Given instruction. Scan the entries below for the word "labels". Copy each line that has it.

* * * *

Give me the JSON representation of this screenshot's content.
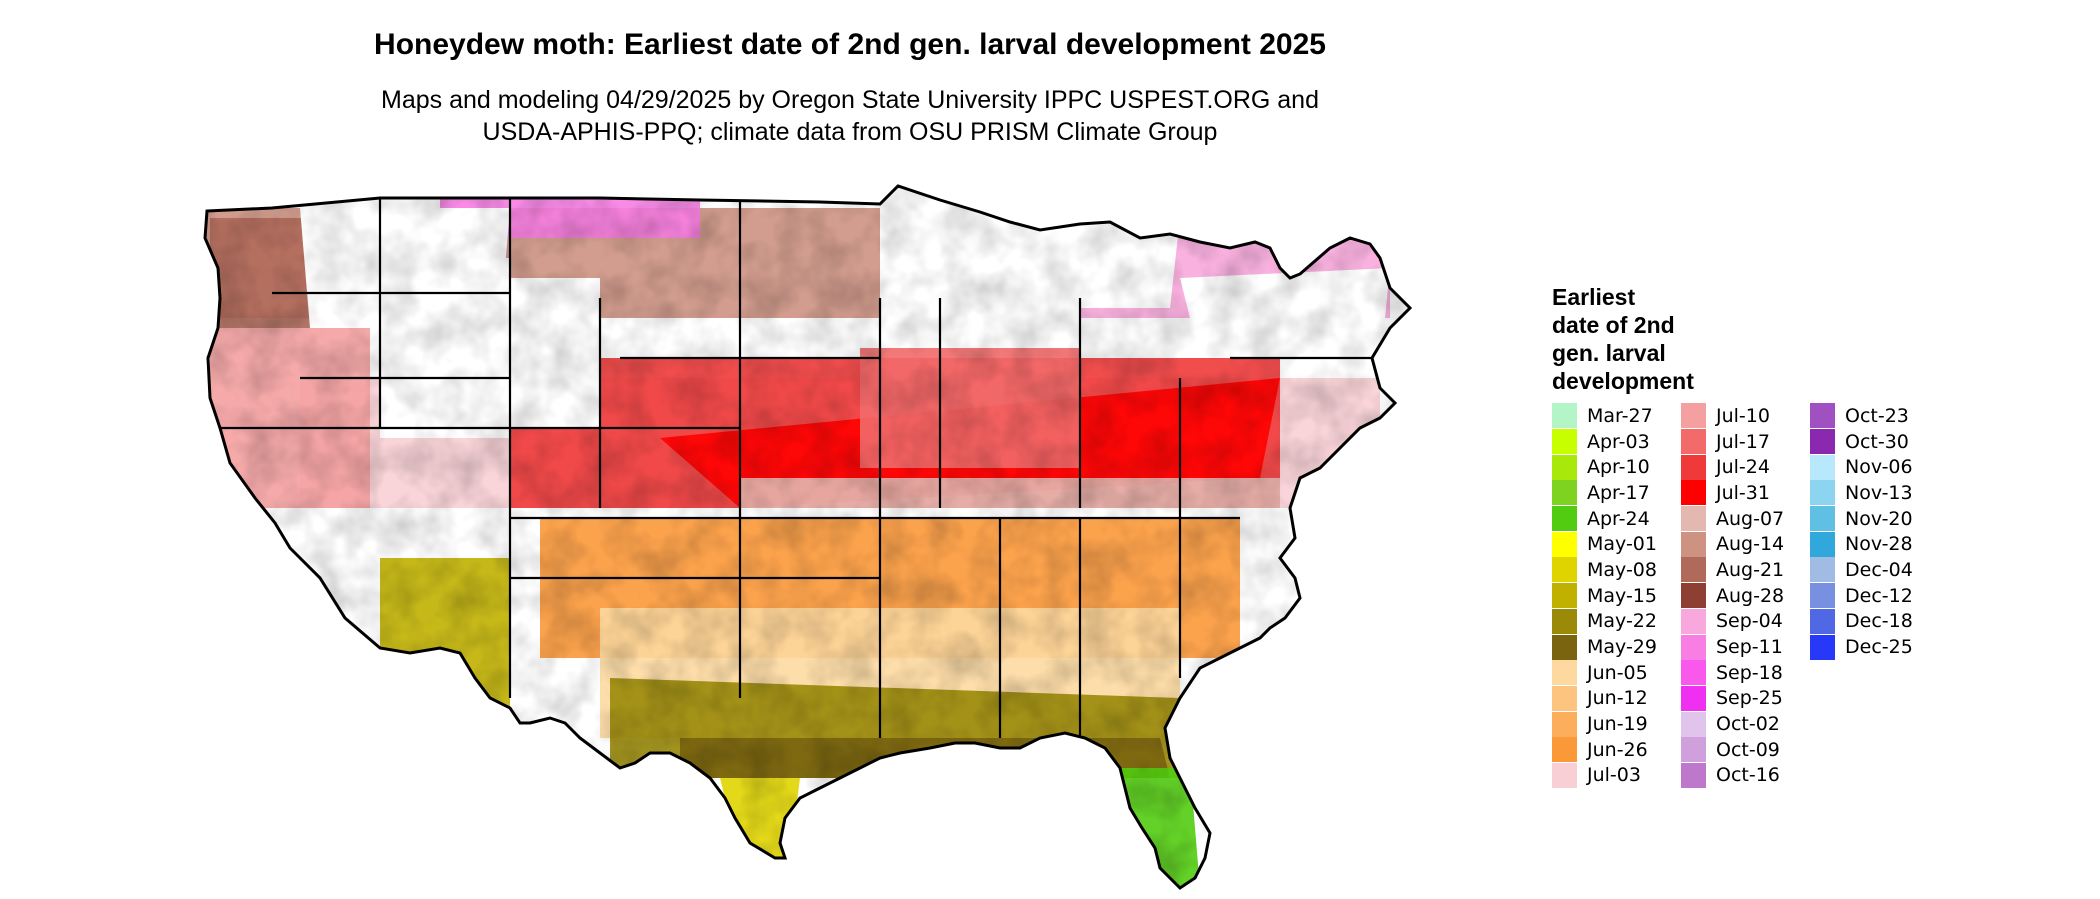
{
  "title": "Honeydew moth: Earliest date of 2nd gen. larval development 2025",
  "subtitle_lines": [
    "Maps and modeling 04/29/2025 by Oregon State University IPPC USPEST.ORG and",
    "USDA-APHIS-PPQ; climate data from OSU PRISM Climate Group"
  ],
  "legend": {
    "title_lines": [
      "Earliest",
      "date of 2nd",
      "gen. larval",
      "development"
    ],
    "columns": [
      [
        {
          "label": "Mar-27",
          "color": "#b4f5c8"
        },
        {
          "label": "Apr-03",
          "color": "#c8ff00"
        },
        {
          "label": "Apr-10",
          "color": "#a8e80a"
        },
        {
          "label": "Apr-17",
          "color": "#7ed321"
        },
        {
          "label": "Apr-24",
          "color": "#52cc10"
        },
        {
          "label": "May-01",
          "color": "#ffff00"
        },
        {
          "label": "May-08",
          "color": "#e0d400"
        },
        {
          "label": "May-15",
          "color": "#c0b000"
        },
        {
          "label": "May-22",
          "color": "#9a8a08"
        },
        {
          "label": "May-29",
          "color": "#7a6410"
        },
        {
          "label": "Jun-05",
          "color": "#fdd9a0"
        },
        {
          "label": "Jun-12",
          "color": "#fdc480"
        },
        {
          "label": "Jun-19",
          "color": "#fcae5c"
        },
        {
          "label": "Jun-26",
          "color": "#fb9838"
        },
        {
          "label": "Jul-03",
          "color": "#f8cfd4"
        }
      ],
      [
        {
          "label": "Jul-10",
          "color": "#f4a0a0"
        },
        {
          "label": "Jul-17",
          "color": "#f26a6a"
        },
        {
          "label": "Jul-24",
          "color": "#f03a3a"
        },
        {
          "label": "Jul-31",
          "color": "#ff0000"
        },
        {
          "label": "Aug-07",
          "color": "#e3b8b0"
        },
        {
          "label": "Aug-14",
          "color": "#cd9282"
        },
        {
          "label": "Aug-21",
          "color": "#b06a5a"
        },
        {
          "label": "Aug-28",
          "color": "#8e3f34"
        },
        {
          "label": "Sep-04",
          "color": "#f8a8dc"
        },
        {
          "label": "Sep-11",
          "color": "#f87ee4"
        },
        {
          "label": "Sep-18",
          "color": "#f858ec"
        },
        {
          "label": "Sep-25",
          "color": "#f030f0"
        },
        {
          "label": "Oct-02",
          "color": "#e0c4ec"
        },
        {
          "label": "Oct-09",
          "color": "#cfa0dc"
        },
        {
          "label": "Oct-16",
          "color": "#bd78cc"
        }
      ],
      [
        {
          "label": "Oct-23",
          "color": "#a050c0"
        },
        {
          "label": "Oct-30",
          "color": "#8a28b0"
        },
        {
          "label": "Nov-06",
          "color": "#b8e8fc"
        },
        {
          "label": "Nov-13",
          "color": "#8cd4f0"
        },
        {
          "label": "Nov-20",
          "color": "#60c0e4"
        },
        {
          "label": "Nov-28",
          "color": "#30a8dc"
        },
        {
          "label": "Dec-04",
          "color": "#a0bce4"
        },
        {
          "label": "Dec-12",
          "color": "#7890e0"
        },
        {
          "label": "Dec-18",
          "color": "#5068e4"
        },
        {
          "label": "Dec-25",
          "color": "#2838f8"
        }
      ]
    ]
  },
  "map": {
    "outline_color": "#000000",
    "background_color": "#ffffff"
  }
}
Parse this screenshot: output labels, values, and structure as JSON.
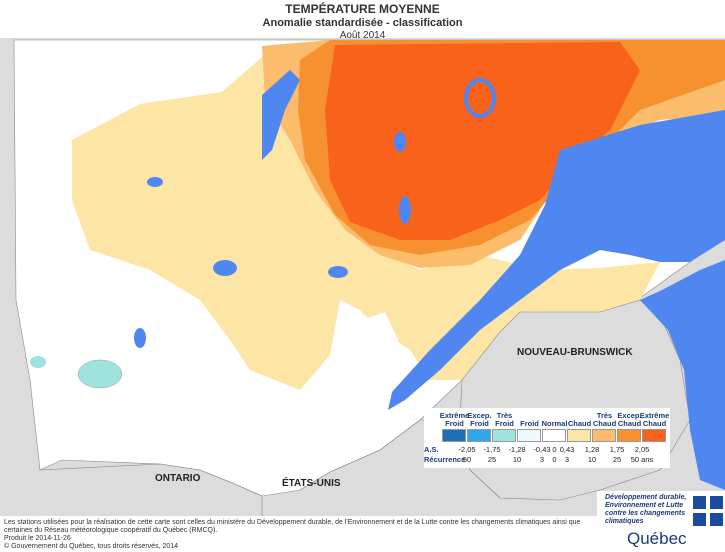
{
  "header": {
    "title": "TEMPÉRATURE MOYENNE",
    "subtitle": "Anomalie standardisée - classification",
    "date": "Août 2014"
  },
  "labels": {
    "new_brunswick": "NOUVEAU-BRUNSWICK",
    "ontario": "ONTARIO",
    "usa": "ÉTATS-UNIS"
  },
  "legend": {
    "classes": [
      {
        "label": "Extrême Froid",
        "color": "#1f6fb8"
      },
      {
        "label": "Excep. Froid",
        "color": "#2ea8e8"
      },
      {
        "label": "Très Froid",
        "color": "#9fe3df"
      },
      {
        "label": "Froid",
        "color": "#eef9fb"
      },
      {
        "label": "Normal",
        "color": "#ffffff"
      },
      {
        "label": "Chaud",
        "color": "#fde5a6"
      },
      {
        "label": "Très Chaud",
        "color": "#fbbd6b"
      },
      {
        "label": "Excep. Chaud",
        "color": "#f7902e"
      },
      {
        "label": "Extrême Chaud",
        "color": "#f8621a"
      }
    ],
    "as_label": "A.S.",
    "as_values": [
      "-2,05",
      "-1,75",
      "-1,28",
      "-0,43",
      "0",
      "0,43",
      "1,28",
      "1,75",
      "2,05"
    ],
    "recurrence_label": "Récurrence",
    "recurrence_values": [
      "50",
      "25",
      "10",
      "3",
      "0",
      "3",
      "10",
      "25",
      "50 ans"
    ]
  },
  "footer": {
    "note": "Les stations utilisées pour la réalisation de cette carte sont celles du ministère du Développement durable, de l'Environnement et de la Lutte contre les changements climatiques ainsi que certaines du Réseau météorologique coopératif du Québec (RMCQ).",
    "produced": "Produit le 2014-11-26",
    "copyright": "© Gouvernement du Québec, tous droits réservés, 2014"
  },
  "logo": {
    "text": "Développement durable, Environnement et Lutte contre les changements climatiques",
    "name": "Québec"
  }
}
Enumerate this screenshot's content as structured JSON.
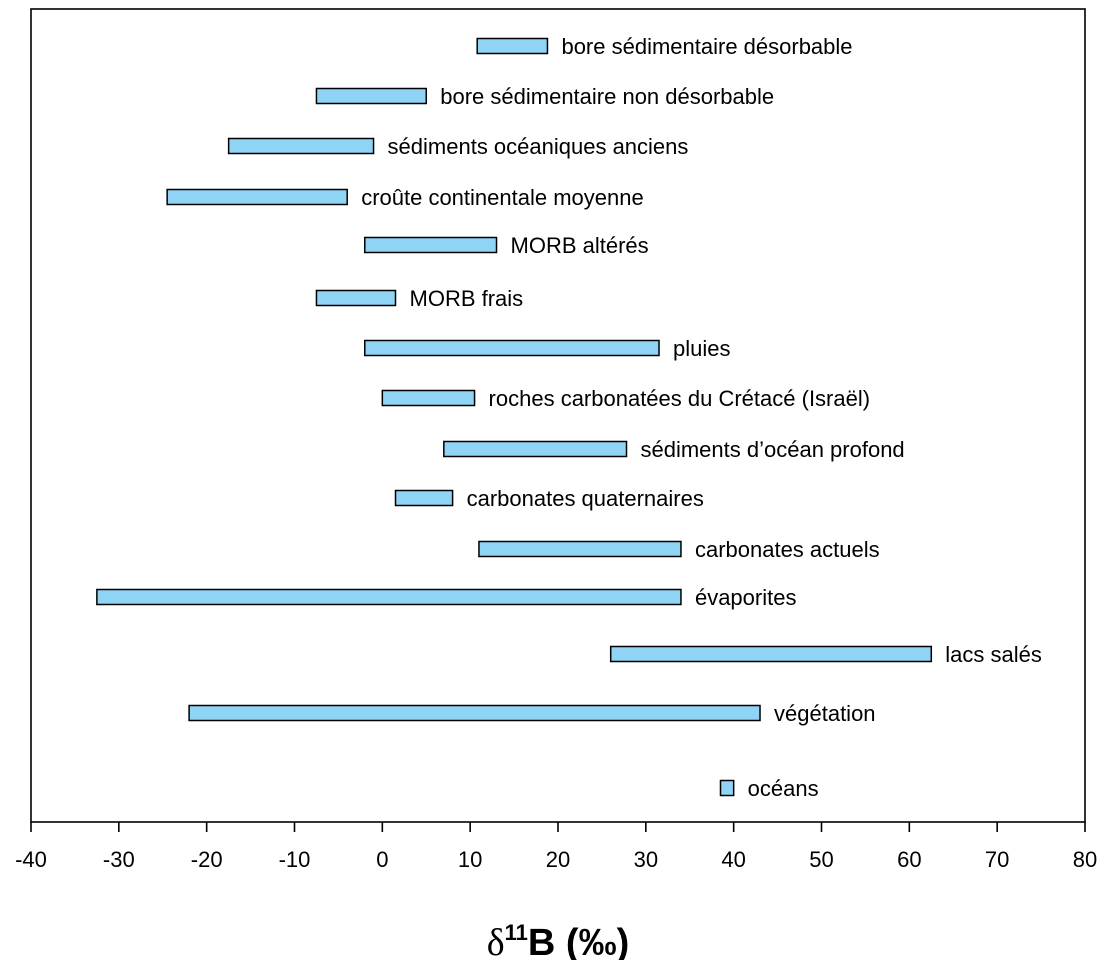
{
  "chart_data": {
    "type": "range-bar",
    "orientation": "horizontal",
    "xlabel": "δ¹¹B (‰)",
    "xlim": [
      -40,
      80
    ],
    "xticks": [
      -40,
      -30,
      -20,
      -10,
      0,
      10,
      20,
      30,
      40,
      50,
      60,
      70,
      80
    ],
    "grid": false,
    "bar_color": "#8fd3f5",
    "bars": [
      {
        "label": "bore sédimentaire désorbable",
        "min": 10.8,
        "max": 18.8
      },
      {
        "label": "bore sédimentaire non désorbable",
        "min": -7.5,
        "max": 5.0
      },
      {
        "label": "sédiments océaniques anciens",
        "min": -17.5,
        "max": -1.0
      },
      {
        "label": "croûte continentale moyenne",
        "min": -24.5,
        "max": -4.0
      },
      {
        "label": "MORB altérés",
        "min": -2.0,
        "max": 13.0
      },
      {
        "label": "MORB frais",
        "min": -7.5,
        "max": 1.5
      },
      {
        "label": "pluies",
        "min": -2.0,
        "max": 31.5
      },
      {
        "label": "roches carbonatées du Crétacé (Israël)",
        "min": 0.0,
        "max": 10.5
      },
      {
        "label": "sédiments d’océan profond",
        "min": 7.0,
        "max": 27.8
      },
      {
        "label": "carbonates quaternaires",
        "min": 1.5,
        "max": 8.0
      },
      {
        "label": "carbonates actuels",
        "min": 11.0,
        "max": 34.0
      },
      {
        "label": "évaporites",
        "min": -32.5,
        "max": 34.0
      },
      {
        "label": "lacs salés",
        "min": 26.0,
        "max": 62.5
      },
      {
        "label": "végétation",
        "min": -22.0,
        "max": 43.0
      },
      {
        "label": "océans",
        "min": 38.5,
        "max": 40.0
      }
    ]
  }
}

* * * *

Output.
Parse this screenshot: output labels, values, and structure as JSON.
  "labels": {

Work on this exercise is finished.